**Given problem:**
Where a line of the material contains the string "JSON", copy that line.

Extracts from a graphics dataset

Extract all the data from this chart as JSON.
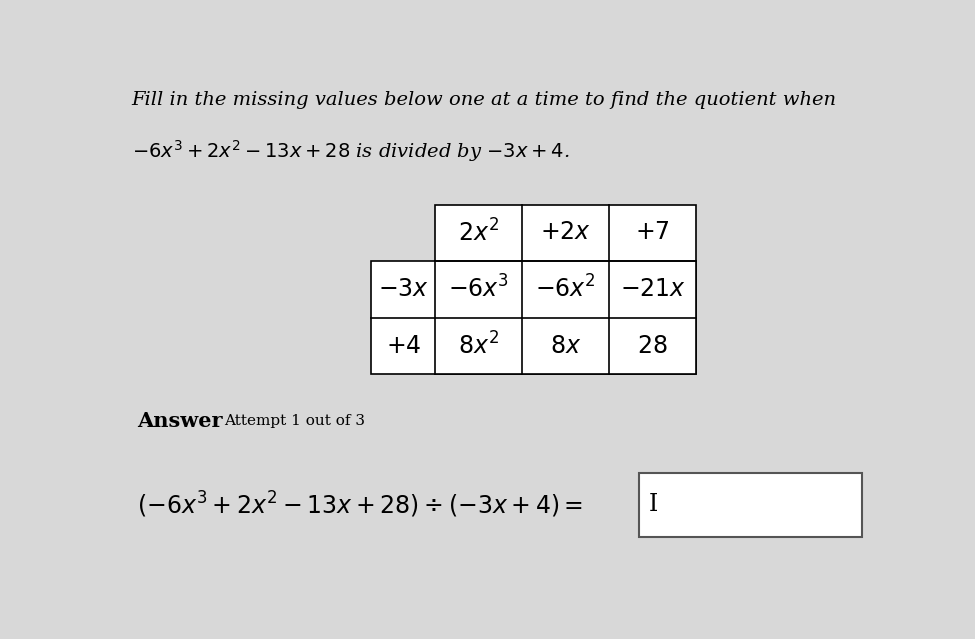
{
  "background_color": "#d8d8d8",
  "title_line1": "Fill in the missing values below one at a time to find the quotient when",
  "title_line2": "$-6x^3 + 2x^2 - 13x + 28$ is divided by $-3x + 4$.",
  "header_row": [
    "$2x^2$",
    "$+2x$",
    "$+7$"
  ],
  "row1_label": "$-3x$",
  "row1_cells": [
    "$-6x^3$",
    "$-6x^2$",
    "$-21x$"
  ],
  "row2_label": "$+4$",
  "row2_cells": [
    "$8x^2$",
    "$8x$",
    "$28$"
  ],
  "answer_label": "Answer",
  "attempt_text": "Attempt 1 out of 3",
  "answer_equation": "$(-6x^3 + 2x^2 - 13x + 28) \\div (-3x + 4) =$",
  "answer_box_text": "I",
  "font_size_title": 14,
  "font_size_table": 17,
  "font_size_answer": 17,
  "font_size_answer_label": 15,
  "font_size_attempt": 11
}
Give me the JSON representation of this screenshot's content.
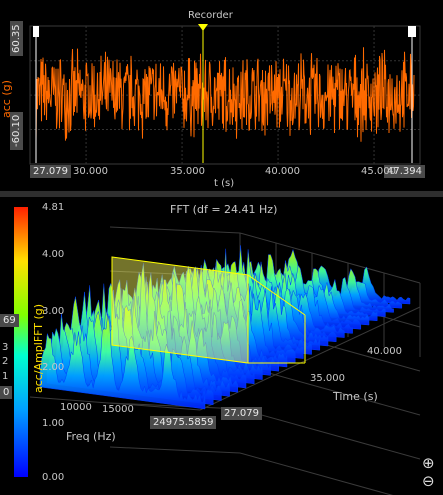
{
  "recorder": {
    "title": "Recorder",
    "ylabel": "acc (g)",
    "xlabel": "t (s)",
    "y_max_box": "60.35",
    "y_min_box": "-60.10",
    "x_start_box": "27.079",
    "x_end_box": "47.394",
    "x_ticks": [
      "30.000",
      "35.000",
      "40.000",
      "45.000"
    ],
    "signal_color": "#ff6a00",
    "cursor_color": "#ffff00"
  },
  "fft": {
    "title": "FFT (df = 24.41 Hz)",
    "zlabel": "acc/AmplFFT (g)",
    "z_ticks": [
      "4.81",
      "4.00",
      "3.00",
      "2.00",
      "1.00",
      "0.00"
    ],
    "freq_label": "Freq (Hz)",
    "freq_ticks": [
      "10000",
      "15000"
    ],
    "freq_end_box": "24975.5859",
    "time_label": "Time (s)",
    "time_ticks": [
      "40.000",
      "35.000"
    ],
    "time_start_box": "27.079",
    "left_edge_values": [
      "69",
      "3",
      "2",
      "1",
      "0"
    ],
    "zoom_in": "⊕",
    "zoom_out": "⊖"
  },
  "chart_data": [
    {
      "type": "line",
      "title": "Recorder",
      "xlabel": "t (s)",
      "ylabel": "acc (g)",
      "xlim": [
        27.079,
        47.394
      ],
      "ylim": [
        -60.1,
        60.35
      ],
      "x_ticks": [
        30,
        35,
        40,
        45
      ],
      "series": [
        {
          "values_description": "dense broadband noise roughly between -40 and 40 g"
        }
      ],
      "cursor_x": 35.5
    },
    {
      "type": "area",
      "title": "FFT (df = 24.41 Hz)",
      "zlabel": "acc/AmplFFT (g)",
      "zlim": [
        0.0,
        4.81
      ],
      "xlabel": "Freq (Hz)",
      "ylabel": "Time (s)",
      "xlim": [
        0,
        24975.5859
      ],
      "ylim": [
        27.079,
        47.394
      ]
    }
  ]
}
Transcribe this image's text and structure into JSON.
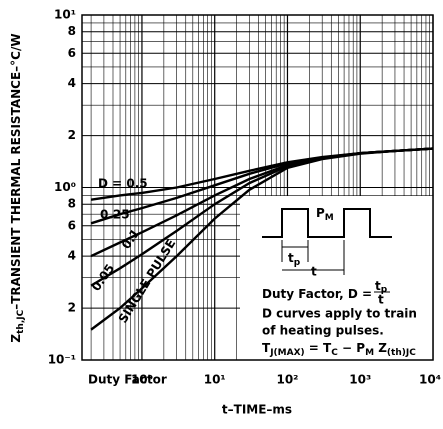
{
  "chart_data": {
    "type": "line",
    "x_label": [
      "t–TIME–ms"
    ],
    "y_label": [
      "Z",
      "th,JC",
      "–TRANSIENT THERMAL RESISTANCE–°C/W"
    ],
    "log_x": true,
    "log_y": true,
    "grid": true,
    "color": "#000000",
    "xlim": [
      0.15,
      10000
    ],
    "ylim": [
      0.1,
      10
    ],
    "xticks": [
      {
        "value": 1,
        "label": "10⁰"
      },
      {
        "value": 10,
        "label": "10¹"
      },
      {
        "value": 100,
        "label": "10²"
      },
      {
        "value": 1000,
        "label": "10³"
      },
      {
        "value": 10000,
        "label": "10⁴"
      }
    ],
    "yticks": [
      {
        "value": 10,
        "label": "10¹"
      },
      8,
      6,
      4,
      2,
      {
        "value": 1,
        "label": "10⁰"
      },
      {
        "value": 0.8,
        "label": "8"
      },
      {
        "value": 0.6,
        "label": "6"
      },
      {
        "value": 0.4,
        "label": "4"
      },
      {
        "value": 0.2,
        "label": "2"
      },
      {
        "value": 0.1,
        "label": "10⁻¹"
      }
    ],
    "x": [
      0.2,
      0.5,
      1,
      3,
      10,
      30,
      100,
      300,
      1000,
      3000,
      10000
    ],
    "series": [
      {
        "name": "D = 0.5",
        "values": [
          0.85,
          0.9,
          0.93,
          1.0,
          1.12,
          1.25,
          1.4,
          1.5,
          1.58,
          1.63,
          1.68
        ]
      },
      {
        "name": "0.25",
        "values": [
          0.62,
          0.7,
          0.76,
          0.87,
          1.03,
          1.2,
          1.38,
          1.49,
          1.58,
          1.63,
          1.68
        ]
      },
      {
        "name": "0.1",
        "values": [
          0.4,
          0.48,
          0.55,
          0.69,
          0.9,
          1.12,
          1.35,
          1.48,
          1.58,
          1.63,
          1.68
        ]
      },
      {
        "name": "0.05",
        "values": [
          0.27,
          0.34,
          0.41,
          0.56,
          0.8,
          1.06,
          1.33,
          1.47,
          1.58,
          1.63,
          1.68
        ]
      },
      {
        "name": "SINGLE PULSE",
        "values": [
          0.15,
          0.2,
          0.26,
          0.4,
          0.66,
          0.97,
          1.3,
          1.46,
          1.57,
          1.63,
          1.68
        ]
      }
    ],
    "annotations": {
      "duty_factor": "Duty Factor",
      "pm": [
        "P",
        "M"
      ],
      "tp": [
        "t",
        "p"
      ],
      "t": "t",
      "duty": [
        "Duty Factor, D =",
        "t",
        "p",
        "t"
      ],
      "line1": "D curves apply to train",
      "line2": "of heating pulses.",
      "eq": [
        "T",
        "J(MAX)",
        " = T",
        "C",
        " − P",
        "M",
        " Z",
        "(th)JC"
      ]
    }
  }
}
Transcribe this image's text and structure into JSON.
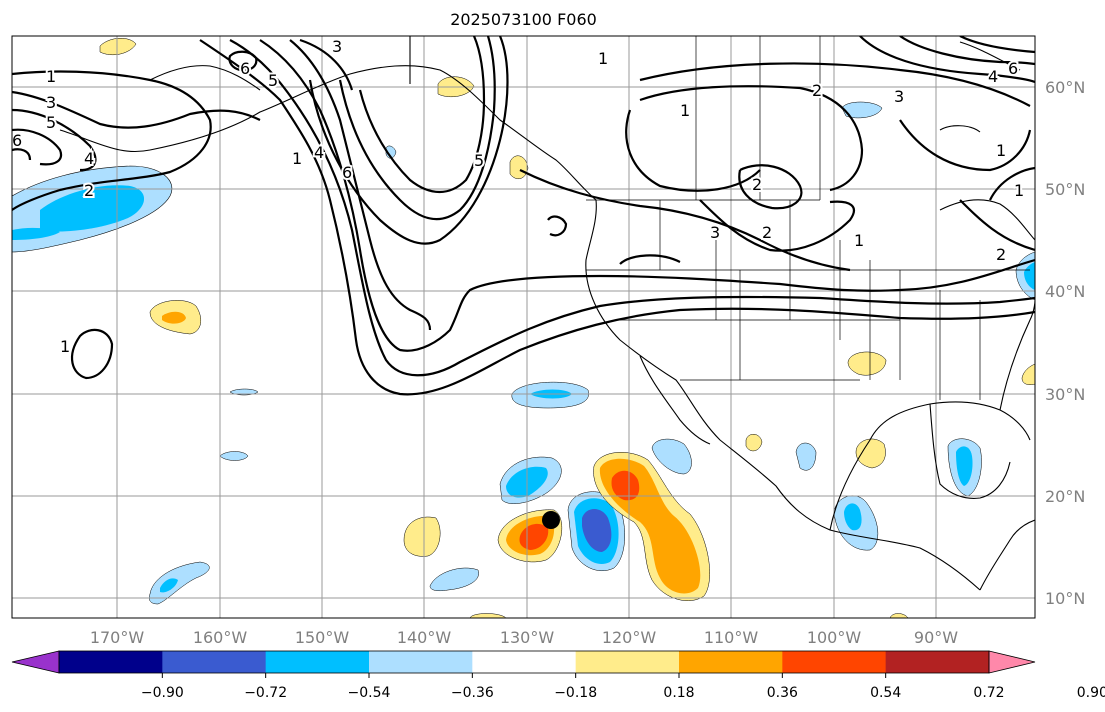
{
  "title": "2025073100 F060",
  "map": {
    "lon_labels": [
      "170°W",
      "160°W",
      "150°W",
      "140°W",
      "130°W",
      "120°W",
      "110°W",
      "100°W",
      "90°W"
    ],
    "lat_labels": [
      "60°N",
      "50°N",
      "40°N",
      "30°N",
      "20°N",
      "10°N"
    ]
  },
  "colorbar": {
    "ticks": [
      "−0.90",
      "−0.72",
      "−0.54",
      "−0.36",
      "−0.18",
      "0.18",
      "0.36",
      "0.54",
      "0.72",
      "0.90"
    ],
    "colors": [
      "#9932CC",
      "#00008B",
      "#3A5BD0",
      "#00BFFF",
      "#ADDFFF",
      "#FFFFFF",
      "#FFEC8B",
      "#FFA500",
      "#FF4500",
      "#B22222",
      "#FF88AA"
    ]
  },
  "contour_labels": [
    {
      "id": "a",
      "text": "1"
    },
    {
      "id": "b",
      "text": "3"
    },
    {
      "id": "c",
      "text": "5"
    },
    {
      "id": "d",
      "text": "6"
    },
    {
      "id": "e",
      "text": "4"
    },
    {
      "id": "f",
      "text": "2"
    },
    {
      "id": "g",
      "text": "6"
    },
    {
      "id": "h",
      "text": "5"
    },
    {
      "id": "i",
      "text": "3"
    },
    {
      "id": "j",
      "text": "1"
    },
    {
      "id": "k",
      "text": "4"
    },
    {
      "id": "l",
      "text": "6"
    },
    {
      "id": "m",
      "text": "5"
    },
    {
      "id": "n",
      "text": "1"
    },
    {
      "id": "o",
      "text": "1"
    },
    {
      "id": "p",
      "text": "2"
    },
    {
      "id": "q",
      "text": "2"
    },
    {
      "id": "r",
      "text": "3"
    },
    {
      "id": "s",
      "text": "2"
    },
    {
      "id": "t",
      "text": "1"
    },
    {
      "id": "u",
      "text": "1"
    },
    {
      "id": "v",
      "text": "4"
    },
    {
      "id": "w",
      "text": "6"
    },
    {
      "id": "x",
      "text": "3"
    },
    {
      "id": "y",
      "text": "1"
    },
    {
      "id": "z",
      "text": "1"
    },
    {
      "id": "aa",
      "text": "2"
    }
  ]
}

**Response for this exercise:**
Extract all the data from this chart as JSON.
Give me the JSON representation of this screenshot's content.
Transcribe this image's text and structure into JSON.
Transcribe this image's text and structure into JSON.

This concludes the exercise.